§ DOCUMENT SEGMENT
'''
Banded Mallard

across the river

Senior Member
There is a 99.99% chance that any mallard nesting in Georgia is going to be feral, so it is most likely a Frost band or from some preserve. There shouldn't be any mallard nesting on Jackson Lake, or any other lake in Georgia for that matter.
 

jrmcc

Senior Member
Some mallards migrate. Some are resident same as the geese. Not sure why you feel a resident bird wouldn't nest on the lake of there choosing. I'm in North Georgia and there are ducks and geese that will nest in the coming months and will raise young.
 

Mexican Squealer

Senior Member
Some mallards migrate. Some are resident same as the geese. Not sure why you feel a resident bird wouldn't nest on the lake of there choosing. I'm in North Georgia and there are ducks and geese that will nest in the coming months and will raise young.

Feral mallards chicken ducks tamies
 

across the river

Senior Member
Some mallards migrate. Some are resident same as the geese. Not sure why you feel a resident bird wouldn't nest on the lake of there choosing. I'm in North Georgia and there are ducks and geese that will nest in the coming months and will raise young.
'''
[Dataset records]
'''
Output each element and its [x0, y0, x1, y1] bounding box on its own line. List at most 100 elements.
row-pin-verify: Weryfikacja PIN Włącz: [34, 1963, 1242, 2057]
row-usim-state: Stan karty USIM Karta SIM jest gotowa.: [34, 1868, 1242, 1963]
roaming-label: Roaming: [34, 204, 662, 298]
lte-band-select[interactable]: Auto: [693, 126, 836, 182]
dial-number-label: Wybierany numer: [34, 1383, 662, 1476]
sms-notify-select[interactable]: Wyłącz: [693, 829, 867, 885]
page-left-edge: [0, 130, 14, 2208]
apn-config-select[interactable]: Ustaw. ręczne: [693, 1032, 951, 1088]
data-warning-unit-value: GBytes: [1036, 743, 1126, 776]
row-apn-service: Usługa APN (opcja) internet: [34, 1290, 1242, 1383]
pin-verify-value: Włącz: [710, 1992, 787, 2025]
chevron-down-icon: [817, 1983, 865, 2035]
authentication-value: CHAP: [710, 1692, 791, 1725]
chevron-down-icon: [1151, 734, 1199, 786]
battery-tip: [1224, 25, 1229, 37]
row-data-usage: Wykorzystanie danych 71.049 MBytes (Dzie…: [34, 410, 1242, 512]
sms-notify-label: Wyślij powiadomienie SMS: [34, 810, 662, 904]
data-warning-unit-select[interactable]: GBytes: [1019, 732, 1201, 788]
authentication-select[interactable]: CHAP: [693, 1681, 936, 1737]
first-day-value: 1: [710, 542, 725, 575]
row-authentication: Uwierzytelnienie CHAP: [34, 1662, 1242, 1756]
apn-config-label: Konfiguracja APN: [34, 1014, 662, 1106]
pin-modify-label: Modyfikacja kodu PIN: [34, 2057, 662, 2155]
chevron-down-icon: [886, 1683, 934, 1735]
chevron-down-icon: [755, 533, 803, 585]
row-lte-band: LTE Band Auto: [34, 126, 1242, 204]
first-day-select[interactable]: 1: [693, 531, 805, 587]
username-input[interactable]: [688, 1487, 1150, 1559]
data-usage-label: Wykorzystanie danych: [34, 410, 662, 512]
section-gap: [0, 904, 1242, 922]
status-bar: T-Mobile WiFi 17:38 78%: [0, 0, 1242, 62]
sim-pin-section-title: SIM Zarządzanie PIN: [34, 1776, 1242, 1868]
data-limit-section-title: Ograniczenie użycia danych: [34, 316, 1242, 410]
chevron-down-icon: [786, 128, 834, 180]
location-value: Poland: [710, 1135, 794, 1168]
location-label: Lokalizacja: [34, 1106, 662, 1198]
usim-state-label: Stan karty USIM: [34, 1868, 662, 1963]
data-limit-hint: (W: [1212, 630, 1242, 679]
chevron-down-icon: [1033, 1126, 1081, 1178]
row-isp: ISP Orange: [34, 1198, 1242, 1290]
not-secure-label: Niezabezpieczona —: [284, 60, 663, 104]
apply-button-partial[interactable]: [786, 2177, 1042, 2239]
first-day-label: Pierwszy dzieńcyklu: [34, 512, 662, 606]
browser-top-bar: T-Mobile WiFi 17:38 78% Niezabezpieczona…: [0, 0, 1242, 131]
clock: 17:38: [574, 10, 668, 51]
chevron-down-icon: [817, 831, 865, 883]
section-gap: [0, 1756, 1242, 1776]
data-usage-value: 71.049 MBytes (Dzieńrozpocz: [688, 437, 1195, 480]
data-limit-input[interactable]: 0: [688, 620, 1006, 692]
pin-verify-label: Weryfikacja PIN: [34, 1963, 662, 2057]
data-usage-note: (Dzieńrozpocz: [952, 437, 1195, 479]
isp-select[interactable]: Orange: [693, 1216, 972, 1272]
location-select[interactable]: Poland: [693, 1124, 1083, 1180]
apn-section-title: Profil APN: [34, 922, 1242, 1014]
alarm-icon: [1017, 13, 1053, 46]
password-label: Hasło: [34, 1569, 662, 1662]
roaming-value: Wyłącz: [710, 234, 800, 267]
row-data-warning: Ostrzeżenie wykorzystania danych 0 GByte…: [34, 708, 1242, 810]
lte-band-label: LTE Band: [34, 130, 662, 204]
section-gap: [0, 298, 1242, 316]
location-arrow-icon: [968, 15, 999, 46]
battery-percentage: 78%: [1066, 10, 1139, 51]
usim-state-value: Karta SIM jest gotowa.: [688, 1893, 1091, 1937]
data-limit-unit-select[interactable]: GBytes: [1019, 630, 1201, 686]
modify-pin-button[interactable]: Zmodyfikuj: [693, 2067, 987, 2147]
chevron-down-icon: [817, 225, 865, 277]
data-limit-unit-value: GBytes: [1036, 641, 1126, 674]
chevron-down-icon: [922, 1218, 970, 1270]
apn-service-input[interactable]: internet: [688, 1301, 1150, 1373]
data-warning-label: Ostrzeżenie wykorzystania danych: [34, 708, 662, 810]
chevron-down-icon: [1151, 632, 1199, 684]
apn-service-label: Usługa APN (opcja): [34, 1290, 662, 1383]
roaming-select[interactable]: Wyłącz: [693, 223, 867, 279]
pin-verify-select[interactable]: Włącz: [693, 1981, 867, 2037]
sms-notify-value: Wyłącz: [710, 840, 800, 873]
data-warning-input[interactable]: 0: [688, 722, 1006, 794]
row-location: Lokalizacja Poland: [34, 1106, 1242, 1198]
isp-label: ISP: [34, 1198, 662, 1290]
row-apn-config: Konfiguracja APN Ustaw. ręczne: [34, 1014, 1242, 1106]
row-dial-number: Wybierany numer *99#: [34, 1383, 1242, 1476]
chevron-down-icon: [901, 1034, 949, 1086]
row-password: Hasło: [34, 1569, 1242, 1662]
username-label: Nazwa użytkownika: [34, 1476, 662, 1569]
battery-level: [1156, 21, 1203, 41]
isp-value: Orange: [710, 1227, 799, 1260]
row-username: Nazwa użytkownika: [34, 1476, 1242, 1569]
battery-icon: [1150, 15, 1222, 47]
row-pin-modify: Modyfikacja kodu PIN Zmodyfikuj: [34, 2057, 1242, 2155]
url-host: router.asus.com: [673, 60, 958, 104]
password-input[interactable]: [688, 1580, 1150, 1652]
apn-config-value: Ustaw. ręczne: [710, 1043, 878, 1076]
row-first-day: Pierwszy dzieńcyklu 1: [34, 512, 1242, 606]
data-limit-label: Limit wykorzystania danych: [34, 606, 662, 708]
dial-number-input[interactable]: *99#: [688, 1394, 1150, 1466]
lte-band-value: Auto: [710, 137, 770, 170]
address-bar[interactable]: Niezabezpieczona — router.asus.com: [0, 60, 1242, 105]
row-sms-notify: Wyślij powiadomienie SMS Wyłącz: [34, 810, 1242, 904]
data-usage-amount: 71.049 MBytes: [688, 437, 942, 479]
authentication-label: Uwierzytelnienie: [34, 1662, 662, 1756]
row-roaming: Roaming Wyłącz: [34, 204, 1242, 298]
'''
§ EXERCISE REQUIREMENTS
According to the banded mallard forum thread, what is the stated chance that a mallard nesting in Georgia is feral?

§ RESULT FOR THIS EXERCISE
99.99%